Report every line in the listing that contains the string "Zuzana".

:: MATERIAL FOR THE TASK

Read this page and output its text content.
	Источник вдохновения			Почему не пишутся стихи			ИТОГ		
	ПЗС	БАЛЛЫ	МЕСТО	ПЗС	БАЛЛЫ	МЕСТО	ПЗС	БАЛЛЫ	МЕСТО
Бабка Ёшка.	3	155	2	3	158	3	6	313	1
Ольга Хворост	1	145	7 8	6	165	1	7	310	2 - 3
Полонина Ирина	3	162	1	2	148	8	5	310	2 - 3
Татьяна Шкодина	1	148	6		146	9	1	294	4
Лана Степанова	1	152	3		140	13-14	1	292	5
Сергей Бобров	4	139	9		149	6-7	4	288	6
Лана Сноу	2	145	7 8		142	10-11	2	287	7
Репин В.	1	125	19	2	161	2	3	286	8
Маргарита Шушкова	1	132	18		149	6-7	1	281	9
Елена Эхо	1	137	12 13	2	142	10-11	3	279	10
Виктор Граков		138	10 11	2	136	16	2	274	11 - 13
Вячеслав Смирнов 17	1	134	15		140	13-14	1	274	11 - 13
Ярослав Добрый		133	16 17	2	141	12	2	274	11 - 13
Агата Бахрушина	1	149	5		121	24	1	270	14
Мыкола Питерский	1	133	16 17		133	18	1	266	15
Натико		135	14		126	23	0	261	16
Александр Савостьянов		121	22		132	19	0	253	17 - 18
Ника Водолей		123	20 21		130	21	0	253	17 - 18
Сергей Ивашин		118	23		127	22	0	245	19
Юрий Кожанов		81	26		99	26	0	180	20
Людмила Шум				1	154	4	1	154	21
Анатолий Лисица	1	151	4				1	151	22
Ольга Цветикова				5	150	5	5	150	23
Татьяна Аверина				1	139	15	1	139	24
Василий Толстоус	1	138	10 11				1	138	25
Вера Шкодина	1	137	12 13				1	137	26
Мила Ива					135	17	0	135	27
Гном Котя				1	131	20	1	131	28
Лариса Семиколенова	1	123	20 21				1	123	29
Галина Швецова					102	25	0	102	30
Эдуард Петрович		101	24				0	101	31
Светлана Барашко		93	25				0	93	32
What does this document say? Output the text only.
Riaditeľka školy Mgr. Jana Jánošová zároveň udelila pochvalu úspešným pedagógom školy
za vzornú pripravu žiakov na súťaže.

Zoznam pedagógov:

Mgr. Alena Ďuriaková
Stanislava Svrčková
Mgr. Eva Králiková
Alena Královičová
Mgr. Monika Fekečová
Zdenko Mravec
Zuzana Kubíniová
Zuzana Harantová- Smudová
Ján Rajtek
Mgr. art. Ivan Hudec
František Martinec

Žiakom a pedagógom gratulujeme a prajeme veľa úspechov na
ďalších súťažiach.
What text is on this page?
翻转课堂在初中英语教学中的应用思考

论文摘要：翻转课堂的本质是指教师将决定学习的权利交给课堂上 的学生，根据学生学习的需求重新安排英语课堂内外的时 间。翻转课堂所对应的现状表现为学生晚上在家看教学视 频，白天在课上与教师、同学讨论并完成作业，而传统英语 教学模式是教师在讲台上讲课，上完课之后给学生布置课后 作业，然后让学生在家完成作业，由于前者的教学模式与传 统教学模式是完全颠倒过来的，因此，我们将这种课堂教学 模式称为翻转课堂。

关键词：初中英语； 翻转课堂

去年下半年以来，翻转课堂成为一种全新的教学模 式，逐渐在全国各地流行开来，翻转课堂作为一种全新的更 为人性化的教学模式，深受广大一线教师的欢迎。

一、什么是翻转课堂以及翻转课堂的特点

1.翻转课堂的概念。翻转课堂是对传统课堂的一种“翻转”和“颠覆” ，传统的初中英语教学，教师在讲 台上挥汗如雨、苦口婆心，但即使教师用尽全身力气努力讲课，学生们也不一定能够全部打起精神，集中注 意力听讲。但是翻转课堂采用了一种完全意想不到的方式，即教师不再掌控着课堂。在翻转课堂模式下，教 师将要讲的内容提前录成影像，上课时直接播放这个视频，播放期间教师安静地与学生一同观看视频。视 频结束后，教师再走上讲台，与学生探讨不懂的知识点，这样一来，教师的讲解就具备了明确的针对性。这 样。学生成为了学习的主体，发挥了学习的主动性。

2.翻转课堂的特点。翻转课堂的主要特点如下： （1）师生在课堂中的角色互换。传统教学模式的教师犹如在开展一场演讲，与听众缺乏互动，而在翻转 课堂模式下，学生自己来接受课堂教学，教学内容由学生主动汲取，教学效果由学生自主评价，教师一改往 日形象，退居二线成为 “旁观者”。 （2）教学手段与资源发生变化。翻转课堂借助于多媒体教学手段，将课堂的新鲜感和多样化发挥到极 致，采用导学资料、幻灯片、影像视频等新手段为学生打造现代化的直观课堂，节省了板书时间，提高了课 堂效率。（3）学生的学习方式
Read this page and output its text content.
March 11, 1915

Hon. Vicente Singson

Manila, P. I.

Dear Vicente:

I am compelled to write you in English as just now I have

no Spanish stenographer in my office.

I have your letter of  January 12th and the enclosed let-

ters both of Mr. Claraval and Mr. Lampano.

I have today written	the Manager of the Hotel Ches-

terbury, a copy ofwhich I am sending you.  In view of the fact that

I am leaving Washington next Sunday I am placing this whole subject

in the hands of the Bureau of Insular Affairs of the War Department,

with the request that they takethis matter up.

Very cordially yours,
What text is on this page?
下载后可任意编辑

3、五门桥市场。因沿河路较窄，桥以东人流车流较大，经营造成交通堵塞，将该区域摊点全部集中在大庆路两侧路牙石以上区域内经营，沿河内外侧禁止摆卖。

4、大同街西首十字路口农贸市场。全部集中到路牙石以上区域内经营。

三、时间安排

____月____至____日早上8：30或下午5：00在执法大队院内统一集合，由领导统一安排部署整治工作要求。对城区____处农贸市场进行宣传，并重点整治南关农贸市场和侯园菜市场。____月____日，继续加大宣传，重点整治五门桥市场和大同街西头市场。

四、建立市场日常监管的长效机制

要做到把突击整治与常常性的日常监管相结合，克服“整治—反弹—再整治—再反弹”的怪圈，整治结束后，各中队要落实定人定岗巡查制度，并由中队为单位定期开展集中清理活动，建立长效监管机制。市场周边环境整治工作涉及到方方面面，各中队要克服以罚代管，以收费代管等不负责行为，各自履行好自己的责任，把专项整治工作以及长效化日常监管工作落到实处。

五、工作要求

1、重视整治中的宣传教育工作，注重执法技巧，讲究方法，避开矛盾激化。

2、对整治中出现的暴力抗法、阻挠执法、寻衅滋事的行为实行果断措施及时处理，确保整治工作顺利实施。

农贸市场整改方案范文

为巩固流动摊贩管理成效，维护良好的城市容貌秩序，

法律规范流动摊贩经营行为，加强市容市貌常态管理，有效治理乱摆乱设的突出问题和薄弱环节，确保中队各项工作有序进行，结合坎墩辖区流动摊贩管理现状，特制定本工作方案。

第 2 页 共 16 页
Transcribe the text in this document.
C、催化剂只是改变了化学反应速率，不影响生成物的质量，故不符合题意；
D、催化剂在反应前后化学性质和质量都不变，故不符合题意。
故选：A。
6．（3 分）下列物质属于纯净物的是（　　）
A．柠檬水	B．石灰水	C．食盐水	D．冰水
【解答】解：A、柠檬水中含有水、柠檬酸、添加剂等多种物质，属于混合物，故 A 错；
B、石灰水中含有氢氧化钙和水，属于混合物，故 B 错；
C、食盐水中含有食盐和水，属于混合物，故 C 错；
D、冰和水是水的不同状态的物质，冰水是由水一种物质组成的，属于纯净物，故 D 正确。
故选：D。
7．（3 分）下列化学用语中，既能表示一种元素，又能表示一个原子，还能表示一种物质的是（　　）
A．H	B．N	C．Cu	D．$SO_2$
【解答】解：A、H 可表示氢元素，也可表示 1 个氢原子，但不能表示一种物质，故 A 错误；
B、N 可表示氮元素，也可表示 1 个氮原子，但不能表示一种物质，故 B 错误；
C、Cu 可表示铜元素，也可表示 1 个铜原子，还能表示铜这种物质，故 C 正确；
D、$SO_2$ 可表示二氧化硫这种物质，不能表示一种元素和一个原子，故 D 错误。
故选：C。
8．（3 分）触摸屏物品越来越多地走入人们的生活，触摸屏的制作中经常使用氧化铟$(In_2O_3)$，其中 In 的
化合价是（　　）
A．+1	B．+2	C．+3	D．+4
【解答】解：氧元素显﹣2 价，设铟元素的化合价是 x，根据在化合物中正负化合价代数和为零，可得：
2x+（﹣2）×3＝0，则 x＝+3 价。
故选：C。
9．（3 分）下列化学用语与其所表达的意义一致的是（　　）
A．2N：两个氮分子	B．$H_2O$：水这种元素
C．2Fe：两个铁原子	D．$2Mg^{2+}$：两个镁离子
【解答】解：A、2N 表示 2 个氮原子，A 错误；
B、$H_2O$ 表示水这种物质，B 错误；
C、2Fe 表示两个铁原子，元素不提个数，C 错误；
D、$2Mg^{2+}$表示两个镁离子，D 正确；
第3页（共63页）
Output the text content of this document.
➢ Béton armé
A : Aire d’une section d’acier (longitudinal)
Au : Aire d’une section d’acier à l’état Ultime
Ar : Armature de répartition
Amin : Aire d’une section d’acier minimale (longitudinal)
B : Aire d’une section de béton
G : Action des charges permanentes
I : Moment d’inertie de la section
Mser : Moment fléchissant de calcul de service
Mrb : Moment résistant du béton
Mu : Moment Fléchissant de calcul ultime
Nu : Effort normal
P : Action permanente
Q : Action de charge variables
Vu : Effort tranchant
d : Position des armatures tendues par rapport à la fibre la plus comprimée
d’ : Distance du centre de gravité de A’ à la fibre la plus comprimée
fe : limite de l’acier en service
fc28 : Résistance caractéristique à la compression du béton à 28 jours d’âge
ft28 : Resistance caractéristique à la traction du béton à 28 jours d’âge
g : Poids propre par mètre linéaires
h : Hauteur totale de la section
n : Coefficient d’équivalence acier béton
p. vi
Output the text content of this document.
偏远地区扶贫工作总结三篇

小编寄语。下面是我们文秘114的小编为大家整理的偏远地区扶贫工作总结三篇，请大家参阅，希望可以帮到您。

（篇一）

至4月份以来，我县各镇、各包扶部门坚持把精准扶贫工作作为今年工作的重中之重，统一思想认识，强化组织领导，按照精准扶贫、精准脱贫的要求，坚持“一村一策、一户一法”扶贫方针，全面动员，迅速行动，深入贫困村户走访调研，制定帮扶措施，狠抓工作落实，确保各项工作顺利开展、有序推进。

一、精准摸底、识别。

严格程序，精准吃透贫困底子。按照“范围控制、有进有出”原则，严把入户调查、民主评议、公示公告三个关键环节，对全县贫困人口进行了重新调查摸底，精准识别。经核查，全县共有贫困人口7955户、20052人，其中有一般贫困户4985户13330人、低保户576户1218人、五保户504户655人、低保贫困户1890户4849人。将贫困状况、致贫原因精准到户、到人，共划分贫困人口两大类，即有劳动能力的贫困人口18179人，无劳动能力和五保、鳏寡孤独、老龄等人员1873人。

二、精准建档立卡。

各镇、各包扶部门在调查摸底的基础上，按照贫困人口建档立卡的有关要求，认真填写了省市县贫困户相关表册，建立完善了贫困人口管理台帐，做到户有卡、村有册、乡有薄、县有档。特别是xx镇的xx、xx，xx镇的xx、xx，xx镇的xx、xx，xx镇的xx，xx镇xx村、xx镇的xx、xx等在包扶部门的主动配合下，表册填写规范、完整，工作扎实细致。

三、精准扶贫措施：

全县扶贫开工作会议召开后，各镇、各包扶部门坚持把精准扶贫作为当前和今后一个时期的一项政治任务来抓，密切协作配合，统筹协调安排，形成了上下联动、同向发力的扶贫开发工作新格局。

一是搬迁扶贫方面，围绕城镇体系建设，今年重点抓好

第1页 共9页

::::

ANSWER TO THIS PROBLEM -
Zuzana Kubíniová
Zuzana Harantová- Smudová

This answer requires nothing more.